[Extracts from a graphics dataset]
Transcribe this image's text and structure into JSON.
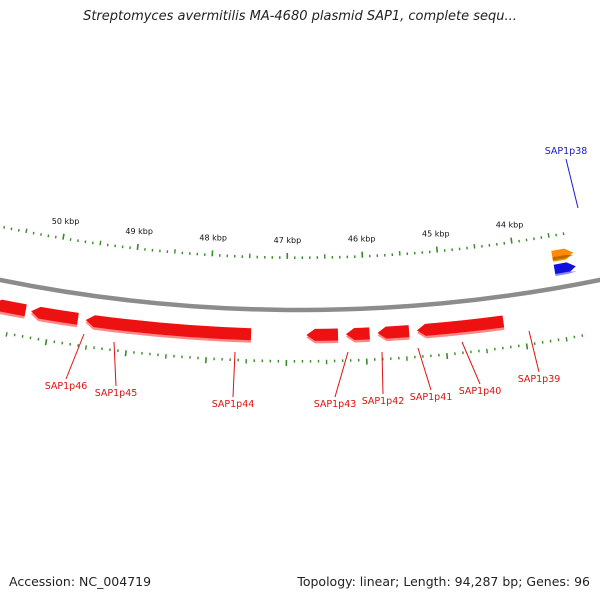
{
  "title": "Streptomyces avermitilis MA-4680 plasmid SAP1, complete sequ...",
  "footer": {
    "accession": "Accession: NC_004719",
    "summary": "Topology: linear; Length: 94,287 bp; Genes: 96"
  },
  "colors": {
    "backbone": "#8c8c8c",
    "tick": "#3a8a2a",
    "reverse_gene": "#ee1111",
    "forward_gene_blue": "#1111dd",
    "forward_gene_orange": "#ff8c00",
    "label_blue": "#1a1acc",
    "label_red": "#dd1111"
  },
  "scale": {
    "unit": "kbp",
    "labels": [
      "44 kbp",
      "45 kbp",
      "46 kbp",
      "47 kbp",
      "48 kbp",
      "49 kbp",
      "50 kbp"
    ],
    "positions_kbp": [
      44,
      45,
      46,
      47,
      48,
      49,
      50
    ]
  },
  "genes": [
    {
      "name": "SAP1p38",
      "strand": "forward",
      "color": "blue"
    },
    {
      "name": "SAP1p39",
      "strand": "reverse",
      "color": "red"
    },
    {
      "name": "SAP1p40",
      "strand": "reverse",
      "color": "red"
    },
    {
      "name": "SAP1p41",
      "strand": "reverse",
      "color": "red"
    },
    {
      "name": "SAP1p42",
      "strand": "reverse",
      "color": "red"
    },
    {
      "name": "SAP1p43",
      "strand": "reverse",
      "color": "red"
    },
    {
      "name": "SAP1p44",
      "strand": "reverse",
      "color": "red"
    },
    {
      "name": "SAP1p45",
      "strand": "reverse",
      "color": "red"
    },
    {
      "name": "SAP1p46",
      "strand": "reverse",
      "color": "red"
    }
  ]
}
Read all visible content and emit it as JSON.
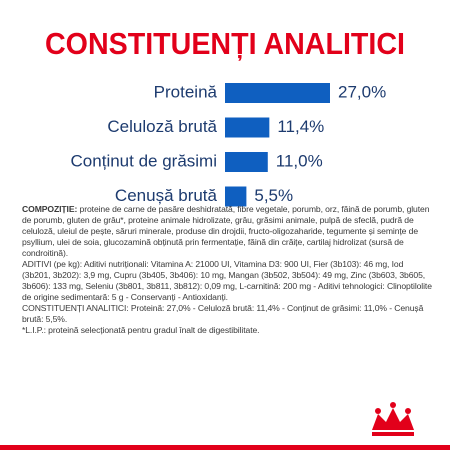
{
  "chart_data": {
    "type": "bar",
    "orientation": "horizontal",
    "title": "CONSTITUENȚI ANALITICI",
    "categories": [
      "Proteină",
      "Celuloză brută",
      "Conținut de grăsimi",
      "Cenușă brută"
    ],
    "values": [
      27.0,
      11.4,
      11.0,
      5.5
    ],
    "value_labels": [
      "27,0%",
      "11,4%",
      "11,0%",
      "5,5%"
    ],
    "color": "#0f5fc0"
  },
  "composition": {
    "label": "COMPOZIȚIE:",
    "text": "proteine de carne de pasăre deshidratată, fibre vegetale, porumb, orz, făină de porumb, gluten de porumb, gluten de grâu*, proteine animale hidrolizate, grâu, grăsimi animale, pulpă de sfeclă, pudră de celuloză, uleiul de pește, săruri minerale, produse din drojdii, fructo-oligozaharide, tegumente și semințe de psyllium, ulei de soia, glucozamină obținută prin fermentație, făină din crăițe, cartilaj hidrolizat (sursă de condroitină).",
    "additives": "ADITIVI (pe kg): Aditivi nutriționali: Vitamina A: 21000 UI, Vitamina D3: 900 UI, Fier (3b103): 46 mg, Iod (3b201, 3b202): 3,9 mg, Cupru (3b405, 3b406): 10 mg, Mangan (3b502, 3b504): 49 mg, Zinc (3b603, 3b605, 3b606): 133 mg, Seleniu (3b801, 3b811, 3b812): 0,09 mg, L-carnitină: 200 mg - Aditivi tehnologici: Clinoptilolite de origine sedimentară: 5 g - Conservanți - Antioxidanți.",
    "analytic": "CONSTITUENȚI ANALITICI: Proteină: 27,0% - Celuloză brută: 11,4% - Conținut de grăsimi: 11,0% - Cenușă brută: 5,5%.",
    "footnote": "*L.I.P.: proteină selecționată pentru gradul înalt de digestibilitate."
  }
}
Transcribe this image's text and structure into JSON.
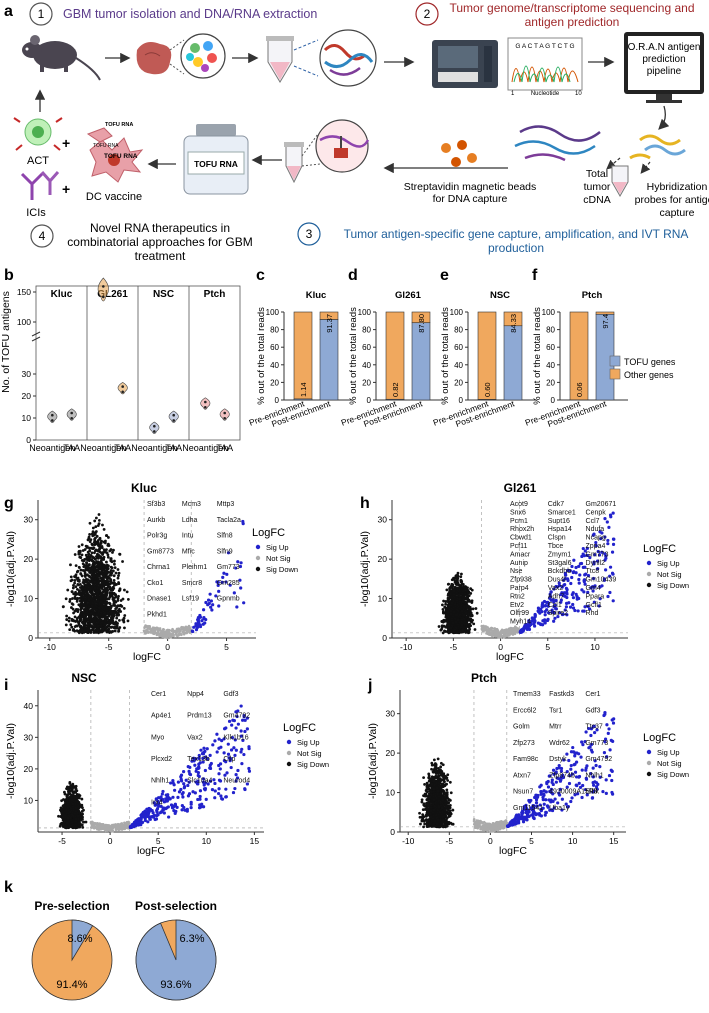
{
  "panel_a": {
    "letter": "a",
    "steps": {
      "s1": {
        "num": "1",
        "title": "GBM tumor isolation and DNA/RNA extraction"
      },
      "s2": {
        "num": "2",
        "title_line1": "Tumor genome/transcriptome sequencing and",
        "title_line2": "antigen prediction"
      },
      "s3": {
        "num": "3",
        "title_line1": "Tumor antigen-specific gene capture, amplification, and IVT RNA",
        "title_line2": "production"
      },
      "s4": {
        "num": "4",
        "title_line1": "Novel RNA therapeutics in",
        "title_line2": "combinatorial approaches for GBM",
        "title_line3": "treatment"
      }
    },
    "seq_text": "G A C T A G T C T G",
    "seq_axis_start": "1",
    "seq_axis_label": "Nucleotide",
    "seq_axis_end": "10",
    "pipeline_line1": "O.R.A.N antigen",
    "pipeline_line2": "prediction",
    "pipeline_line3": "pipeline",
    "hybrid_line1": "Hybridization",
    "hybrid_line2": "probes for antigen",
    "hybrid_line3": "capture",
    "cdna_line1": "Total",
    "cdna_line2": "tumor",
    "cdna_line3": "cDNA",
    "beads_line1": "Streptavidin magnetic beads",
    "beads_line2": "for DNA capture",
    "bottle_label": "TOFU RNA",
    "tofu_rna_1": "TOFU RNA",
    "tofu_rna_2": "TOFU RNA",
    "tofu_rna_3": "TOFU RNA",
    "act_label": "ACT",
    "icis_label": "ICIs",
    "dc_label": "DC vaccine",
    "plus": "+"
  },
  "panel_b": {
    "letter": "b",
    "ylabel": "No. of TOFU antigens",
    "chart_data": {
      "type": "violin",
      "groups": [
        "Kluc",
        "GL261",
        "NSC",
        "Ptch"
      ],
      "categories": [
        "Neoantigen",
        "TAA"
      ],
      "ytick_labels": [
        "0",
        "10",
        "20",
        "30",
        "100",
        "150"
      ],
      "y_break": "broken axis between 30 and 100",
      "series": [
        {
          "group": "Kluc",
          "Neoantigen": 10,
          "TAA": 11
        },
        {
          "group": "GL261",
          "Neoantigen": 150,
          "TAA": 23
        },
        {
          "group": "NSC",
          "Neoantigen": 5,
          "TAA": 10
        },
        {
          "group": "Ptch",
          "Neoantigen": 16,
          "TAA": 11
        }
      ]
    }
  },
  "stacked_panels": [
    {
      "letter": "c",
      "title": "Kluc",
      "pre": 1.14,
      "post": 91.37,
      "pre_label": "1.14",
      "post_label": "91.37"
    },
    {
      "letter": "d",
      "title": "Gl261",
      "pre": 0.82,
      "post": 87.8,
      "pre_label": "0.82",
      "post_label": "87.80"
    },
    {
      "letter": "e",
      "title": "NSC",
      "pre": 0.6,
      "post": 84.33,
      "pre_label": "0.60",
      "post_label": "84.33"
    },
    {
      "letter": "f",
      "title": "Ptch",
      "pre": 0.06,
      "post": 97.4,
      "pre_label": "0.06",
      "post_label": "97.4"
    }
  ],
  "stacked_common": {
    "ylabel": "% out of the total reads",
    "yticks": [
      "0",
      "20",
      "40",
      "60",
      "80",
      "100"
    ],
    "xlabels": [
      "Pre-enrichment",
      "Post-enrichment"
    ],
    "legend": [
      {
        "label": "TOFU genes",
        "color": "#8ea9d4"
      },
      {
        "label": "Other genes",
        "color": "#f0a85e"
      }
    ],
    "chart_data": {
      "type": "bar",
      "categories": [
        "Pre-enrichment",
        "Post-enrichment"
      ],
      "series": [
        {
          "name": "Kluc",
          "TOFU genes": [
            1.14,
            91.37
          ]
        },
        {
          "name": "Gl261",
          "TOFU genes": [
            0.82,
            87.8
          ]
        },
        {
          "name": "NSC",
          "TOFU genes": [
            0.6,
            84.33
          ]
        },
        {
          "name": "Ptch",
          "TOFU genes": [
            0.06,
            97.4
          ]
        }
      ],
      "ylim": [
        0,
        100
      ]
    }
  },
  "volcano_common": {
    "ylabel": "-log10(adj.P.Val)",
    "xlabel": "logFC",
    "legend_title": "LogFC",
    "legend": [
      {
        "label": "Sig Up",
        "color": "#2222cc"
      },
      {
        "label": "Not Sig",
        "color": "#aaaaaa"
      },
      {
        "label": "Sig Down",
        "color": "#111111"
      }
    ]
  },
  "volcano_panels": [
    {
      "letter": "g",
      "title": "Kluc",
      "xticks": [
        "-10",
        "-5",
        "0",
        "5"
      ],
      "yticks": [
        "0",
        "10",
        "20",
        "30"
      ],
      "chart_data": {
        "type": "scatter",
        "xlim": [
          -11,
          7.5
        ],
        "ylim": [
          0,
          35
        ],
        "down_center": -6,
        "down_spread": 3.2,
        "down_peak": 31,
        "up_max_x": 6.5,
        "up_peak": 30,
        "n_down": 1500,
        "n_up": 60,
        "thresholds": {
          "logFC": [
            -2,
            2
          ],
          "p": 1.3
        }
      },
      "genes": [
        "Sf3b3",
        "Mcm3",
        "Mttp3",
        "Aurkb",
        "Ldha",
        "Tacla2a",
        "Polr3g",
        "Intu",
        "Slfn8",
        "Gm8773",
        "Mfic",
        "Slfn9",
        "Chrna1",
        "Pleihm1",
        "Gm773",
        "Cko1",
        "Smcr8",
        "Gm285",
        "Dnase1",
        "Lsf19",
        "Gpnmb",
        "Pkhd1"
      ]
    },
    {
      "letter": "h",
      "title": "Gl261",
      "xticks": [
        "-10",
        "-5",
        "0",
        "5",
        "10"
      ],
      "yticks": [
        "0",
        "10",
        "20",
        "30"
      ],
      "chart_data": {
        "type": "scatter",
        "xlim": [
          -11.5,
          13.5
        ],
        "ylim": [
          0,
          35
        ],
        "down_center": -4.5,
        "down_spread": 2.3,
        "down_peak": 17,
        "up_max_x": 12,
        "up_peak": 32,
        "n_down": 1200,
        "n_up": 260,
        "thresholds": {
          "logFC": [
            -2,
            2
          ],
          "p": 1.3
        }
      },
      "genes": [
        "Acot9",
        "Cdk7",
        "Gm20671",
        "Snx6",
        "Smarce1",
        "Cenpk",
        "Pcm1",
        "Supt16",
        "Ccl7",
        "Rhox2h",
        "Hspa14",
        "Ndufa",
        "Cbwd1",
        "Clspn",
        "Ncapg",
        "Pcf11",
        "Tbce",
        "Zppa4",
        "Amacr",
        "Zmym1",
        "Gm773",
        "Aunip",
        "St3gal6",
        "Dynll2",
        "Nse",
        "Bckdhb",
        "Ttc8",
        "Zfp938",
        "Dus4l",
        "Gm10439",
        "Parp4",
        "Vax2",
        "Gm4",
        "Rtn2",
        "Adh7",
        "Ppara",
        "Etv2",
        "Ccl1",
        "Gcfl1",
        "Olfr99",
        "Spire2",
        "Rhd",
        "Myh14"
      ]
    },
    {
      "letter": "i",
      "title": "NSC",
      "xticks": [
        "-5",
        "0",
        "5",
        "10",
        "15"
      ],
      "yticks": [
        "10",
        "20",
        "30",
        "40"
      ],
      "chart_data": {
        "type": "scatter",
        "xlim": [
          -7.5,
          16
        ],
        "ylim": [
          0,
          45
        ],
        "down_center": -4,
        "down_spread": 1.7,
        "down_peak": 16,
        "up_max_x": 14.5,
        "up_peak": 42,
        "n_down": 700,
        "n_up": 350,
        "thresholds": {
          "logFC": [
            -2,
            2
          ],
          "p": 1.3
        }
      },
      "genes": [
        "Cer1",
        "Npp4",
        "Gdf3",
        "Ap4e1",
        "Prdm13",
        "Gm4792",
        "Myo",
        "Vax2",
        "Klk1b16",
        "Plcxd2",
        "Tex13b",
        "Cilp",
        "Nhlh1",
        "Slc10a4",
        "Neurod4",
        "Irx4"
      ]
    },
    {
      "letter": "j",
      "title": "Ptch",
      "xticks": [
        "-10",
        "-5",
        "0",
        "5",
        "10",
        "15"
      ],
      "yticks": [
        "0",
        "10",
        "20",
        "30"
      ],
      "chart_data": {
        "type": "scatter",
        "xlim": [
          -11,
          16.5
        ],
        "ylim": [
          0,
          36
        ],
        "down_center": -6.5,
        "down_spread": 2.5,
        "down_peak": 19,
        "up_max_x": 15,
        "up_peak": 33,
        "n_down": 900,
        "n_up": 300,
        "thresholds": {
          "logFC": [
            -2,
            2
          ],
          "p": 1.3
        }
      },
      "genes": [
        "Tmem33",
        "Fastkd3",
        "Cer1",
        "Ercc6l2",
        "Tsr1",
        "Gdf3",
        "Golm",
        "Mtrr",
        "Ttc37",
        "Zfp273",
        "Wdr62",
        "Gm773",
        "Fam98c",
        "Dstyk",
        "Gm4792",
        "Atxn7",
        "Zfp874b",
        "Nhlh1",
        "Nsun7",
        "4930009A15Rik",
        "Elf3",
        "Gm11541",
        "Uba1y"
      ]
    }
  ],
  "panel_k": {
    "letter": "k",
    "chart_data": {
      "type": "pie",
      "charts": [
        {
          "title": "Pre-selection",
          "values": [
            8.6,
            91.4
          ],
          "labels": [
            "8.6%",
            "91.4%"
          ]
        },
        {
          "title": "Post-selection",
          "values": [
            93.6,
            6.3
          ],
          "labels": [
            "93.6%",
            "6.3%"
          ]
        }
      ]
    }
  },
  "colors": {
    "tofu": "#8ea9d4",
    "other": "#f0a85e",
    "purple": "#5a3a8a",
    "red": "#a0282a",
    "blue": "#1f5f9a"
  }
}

◆ Aim of the exercise ◆
Each line above where the word "grăsimi" occurs should be copied out.

◆ Exercise solution ◆
      "Conținut de grăsimi",
    "text": "proteine de carne de pasăre deshidratată, fibre vegetale, porumb, orz, făină de porumb, gluten de porumb, gluten de grâu*, proteine animale hidrolizate, grâu, grăsimi animale, pulpă de sfeclă, pudră de celuloză, uleiul de pește, săruri minerale, produse din drojdii, fructo-oligozaharide, tegumente și semințe de psyllium, ulei de soia, glucozamină obținută prin fermentație, făină din crăițe, cartilaj hidrolizat (sursă de condroitină).",
    "analytic": "CONSTITUENȚI ANALITICI: Proteină: 27,0% - Celuloză brută: 11,4% - Conținut de grăsimi: 11,0% - Cenușă brută: 5,5%.",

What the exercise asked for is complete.